Description of the task —
Sort through the entries below and pull out lines containing the word "provide".

##### Recorded data #####

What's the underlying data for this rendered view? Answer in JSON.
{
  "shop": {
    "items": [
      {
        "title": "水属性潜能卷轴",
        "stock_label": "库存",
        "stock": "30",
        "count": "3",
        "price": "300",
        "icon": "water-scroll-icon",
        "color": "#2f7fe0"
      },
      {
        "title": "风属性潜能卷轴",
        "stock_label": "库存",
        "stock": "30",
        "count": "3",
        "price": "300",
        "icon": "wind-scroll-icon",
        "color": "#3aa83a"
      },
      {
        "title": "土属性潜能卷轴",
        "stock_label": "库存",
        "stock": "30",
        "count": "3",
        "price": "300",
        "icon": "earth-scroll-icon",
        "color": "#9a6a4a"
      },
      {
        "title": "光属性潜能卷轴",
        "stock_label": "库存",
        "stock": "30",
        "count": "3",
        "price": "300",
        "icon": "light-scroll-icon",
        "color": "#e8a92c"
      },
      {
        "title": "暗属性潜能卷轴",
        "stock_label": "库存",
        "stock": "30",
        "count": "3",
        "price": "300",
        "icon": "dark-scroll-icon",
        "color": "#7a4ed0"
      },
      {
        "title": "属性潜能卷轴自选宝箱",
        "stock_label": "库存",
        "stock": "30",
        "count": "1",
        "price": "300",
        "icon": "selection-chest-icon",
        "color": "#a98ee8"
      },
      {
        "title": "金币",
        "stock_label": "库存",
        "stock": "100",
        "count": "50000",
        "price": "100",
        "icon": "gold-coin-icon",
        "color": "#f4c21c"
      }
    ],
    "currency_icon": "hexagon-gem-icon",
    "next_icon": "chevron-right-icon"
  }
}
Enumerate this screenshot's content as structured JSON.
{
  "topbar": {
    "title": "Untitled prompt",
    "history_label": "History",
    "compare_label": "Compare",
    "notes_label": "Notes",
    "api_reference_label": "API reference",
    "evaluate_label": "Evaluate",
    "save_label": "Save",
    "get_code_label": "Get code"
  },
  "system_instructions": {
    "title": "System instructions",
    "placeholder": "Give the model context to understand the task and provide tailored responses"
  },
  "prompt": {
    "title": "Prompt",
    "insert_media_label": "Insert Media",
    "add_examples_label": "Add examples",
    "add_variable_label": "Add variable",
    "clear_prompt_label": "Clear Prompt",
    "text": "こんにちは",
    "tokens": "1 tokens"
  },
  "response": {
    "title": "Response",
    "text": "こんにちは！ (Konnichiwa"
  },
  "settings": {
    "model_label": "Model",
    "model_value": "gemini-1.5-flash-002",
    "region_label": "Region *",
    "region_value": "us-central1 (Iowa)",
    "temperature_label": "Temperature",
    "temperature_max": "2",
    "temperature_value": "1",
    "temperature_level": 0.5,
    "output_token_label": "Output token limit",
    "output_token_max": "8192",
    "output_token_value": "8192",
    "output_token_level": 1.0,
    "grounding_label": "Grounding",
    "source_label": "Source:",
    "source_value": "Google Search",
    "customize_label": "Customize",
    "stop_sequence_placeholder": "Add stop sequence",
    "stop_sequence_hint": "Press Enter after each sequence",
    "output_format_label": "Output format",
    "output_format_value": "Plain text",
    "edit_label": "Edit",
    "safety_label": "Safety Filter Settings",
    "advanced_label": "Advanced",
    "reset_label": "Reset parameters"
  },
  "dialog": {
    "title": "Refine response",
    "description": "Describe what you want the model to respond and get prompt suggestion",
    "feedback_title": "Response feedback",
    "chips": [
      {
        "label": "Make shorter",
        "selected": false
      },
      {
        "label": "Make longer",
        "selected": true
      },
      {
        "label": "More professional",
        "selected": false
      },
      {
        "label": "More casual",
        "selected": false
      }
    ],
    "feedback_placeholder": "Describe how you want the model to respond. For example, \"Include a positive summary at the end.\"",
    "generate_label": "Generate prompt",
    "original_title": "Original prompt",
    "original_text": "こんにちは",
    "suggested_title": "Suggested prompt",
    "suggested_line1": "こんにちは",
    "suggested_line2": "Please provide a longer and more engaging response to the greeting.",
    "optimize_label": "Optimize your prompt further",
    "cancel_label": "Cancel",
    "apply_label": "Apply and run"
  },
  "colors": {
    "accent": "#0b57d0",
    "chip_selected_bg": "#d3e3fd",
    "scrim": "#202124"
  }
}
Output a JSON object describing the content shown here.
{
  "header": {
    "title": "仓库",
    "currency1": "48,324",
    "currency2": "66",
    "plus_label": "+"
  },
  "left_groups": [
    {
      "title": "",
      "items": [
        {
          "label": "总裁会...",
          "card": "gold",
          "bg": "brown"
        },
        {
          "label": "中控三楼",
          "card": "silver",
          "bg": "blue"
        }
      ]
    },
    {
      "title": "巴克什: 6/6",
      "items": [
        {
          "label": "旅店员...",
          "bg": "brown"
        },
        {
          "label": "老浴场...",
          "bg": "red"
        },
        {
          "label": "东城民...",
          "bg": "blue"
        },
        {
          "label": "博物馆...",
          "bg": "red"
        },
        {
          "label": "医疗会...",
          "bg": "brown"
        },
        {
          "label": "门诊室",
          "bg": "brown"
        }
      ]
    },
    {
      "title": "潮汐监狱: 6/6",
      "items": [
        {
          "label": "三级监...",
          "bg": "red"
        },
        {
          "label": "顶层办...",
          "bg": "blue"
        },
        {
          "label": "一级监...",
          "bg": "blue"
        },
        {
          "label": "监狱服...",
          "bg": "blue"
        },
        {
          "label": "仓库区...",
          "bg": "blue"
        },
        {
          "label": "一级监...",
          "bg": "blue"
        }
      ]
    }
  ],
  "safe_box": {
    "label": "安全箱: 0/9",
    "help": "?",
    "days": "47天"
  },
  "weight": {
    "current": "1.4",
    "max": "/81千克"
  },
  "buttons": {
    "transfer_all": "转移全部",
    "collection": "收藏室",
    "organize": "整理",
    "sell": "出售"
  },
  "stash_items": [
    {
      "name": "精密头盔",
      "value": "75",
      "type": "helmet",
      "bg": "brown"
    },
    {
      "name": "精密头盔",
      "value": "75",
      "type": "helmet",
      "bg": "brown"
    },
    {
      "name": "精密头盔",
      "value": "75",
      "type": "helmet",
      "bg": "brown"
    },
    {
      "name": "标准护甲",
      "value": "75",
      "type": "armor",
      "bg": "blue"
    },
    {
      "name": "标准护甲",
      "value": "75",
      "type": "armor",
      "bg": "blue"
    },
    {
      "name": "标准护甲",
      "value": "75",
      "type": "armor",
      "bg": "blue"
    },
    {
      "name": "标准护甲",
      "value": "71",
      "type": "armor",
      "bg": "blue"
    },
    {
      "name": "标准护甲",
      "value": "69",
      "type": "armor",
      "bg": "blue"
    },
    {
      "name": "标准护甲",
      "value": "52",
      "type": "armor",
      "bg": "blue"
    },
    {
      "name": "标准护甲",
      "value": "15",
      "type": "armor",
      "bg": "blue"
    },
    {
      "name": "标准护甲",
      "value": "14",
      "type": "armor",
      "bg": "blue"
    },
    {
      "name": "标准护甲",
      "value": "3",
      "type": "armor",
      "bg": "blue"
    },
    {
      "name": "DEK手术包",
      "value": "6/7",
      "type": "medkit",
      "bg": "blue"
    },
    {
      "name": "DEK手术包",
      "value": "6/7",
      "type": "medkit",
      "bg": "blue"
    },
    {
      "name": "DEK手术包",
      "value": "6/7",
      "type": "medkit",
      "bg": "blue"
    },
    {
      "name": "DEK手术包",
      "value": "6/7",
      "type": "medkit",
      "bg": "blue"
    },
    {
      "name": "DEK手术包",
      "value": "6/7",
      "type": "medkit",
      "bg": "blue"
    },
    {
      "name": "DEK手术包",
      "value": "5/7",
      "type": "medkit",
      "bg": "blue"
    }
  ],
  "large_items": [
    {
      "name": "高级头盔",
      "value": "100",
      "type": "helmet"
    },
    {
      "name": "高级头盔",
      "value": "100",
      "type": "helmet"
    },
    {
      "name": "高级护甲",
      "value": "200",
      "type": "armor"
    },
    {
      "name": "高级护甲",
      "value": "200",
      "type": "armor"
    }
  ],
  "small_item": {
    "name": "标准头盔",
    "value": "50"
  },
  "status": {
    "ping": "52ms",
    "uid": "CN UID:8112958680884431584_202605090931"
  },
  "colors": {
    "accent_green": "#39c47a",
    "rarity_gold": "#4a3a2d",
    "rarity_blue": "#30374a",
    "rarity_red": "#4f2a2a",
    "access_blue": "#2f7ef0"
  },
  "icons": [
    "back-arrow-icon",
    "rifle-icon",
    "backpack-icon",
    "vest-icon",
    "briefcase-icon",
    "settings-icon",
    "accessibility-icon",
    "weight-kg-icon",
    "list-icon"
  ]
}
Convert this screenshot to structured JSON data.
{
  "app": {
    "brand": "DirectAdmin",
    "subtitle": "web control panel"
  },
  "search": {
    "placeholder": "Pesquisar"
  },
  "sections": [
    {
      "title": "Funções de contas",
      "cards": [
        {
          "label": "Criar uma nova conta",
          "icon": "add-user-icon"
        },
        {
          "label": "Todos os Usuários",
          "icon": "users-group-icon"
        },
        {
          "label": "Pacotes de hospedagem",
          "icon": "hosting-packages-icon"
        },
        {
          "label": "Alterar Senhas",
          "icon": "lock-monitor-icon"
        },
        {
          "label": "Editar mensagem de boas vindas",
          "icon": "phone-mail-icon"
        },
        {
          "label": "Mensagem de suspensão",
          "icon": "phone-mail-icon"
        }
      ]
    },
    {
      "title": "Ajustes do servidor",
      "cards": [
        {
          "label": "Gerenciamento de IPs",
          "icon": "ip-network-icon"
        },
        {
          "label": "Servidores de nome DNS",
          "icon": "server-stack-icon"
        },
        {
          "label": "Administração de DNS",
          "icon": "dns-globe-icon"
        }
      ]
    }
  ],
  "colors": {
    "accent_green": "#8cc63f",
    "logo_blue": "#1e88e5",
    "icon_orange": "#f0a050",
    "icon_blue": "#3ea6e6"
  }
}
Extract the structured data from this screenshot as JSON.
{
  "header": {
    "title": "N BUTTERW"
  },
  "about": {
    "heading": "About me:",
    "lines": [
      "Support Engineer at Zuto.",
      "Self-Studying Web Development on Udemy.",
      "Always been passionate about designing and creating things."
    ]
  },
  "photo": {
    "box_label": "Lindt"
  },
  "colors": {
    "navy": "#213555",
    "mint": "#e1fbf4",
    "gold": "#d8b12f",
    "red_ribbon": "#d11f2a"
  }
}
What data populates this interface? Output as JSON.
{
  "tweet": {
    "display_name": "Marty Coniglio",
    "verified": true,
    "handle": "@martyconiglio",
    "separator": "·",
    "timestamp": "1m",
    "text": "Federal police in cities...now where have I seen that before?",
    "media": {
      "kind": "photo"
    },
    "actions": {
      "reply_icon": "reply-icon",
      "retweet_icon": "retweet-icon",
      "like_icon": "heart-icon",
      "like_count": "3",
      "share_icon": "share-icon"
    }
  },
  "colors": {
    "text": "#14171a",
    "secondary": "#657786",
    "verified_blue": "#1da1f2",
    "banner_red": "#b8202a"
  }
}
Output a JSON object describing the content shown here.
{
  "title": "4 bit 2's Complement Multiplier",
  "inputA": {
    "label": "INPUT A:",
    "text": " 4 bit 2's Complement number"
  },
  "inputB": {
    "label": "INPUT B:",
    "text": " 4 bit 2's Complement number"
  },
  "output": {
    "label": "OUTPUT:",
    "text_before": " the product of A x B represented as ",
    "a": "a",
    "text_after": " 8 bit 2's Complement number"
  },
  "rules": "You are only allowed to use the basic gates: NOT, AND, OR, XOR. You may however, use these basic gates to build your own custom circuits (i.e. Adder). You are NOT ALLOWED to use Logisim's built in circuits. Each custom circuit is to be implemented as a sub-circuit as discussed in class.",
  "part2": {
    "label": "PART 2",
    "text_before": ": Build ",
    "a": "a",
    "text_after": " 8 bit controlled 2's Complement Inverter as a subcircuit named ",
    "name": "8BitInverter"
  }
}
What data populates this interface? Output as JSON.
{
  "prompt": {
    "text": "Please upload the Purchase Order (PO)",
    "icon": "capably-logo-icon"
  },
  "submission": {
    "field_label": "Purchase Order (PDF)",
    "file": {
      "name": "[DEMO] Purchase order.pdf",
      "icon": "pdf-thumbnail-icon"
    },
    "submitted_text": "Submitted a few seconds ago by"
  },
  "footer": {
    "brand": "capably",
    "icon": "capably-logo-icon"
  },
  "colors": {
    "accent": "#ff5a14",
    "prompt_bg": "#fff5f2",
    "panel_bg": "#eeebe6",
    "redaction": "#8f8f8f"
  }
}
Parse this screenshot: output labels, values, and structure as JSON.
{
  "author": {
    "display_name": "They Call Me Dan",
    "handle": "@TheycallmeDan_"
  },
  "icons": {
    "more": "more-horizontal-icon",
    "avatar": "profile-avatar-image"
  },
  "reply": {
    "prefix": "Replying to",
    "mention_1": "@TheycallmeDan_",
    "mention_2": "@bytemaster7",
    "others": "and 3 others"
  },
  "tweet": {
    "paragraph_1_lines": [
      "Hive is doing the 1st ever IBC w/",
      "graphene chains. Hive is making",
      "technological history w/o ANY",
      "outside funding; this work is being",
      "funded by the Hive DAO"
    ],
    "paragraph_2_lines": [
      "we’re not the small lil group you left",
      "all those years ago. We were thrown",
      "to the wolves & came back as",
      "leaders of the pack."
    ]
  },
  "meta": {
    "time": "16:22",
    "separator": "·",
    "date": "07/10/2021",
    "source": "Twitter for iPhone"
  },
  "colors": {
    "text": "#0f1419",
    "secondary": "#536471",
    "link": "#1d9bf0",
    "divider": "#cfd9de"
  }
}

#####

Correct output —
    "placeholder": "Give the model context to understand the task and provide tailored responses"
    "suggested_line2": "Please provide a longer and more engaging response to the greeting.",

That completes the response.